## Stated goal
Return the listing below word for word.

--- BEGIN ---

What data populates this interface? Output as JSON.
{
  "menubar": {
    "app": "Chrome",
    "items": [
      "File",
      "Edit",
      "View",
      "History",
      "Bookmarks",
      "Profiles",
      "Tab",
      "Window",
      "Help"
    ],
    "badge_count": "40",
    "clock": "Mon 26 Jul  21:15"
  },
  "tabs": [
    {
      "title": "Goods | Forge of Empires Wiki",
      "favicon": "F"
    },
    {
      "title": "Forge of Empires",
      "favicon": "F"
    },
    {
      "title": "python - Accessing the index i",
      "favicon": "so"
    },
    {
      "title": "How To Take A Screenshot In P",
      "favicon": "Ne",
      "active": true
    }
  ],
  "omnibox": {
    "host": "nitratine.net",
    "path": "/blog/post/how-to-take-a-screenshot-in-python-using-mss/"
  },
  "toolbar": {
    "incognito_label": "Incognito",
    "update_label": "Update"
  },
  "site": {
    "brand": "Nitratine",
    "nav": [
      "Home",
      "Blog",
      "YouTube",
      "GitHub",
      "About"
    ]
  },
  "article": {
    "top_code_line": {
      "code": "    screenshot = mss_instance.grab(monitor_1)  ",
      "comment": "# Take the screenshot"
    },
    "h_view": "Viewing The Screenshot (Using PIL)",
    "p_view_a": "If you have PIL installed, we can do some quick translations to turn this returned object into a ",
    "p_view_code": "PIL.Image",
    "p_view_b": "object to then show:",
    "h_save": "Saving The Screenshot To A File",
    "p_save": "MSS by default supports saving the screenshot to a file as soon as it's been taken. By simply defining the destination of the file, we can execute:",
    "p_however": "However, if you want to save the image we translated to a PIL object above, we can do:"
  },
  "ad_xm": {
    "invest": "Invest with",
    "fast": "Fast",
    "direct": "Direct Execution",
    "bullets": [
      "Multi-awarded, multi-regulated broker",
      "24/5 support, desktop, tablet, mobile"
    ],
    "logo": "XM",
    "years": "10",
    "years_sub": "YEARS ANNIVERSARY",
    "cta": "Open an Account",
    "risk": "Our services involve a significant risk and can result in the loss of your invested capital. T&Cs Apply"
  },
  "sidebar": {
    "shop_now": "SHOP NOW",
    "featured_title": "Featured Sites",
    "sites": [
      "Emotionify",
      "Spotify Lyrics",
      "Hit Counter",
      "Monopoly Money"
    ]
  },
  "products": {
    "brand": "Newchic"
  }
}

--- END ---

## Exercise answer
What data populates this interface? Output as JSON.
{
  "menubar": {
    "app": "Chrome",
    "items": [
      "File",
      "Edit",
      "View",
      "History",
      "Bookmarks",
      "Profiles",
      "Tab",
      "Window",
      "Help"
    ],
    "badge_count": "40",
    "clock": "Mon 26 Jul  21:15"
  },
  "tabs": [
    {
      "title": "Goods | Forge of Empires Wiki",
      "favicon": "F"
    },
    {
      "title": "Forge of Empires",
      "favicon": "F"
    },
    {
      "title": "python - Accessing the index i",
      "favicon": "so"
    },
    {
      "title": "How To Take A Screenshot In P",
      "favicon": "Ne",
      "active": true
    }
  ],
  "omnibox": {
    "host": "nitratine.net",
    "path": "/blog/post/how-to-take-a-screenshot-in-python-using-mss/"
  },
  "toolbar": {
    "incognito_label": "Incognito",
    "update_label": "Update"
  },
  "site": {
    "brand": "Nitratine",
    "nav": [
      "Home",
      "Blog",
      "YouTube",
      "GitHub",
      "About"
    ]
  },
  "article": {
    "top_code_line": {
      "code": "    screenshot = mss_instance.grab(monitor_1)  ",
      "comment": "# Take the screenshot"
    },
    "h_view": "Viewing The Screenshot (Using PIL)",
    "p_view_a": "If you have PIL installed, we can do some quick translations to turn this returned object into a ",
    "p_view_code": "PIL.Image",
    "p_view_b": "object to then show:",
    "h_save": "Saving The Screenshot To A File",
    "p_save": "MSS by default supports saving the screenshot to a file as soon as it's been taken. By simply defining the destination of the file, we can execute:",
    "p_however": "However, if you want to save the image we translated to a PIL object above, we can do:"
  },
  "ad_xm": {
    "invest": "Invest with",
    "fast": "Fast",
    "direct": "Direct Execution",
    "bullets": [
      "Multi-awarded, multi-regulated broker",
      "24/5 support, desktop, tablet, mobile"
    ],
    "logo": "XM",
    "years": "10",
    "years_sub": "YEARS ANNIVERSARY",
    "cta": "Open an Account",
    "risk": "Our services involve a significant risk and can result in the loss of your invested capital. T&Cs Apply"
  },
  "sidebar": {
    "shop_now": "SHOP NOW",
    "featured_title": "Featured Sites",
    "sites": [
      "Emotionify",
      "Spotify Lyrics",
      "Hit Counter",
      "Monopoly Money"
    ]
  },
  "products": {
    "brand": "Newchic"
  }
}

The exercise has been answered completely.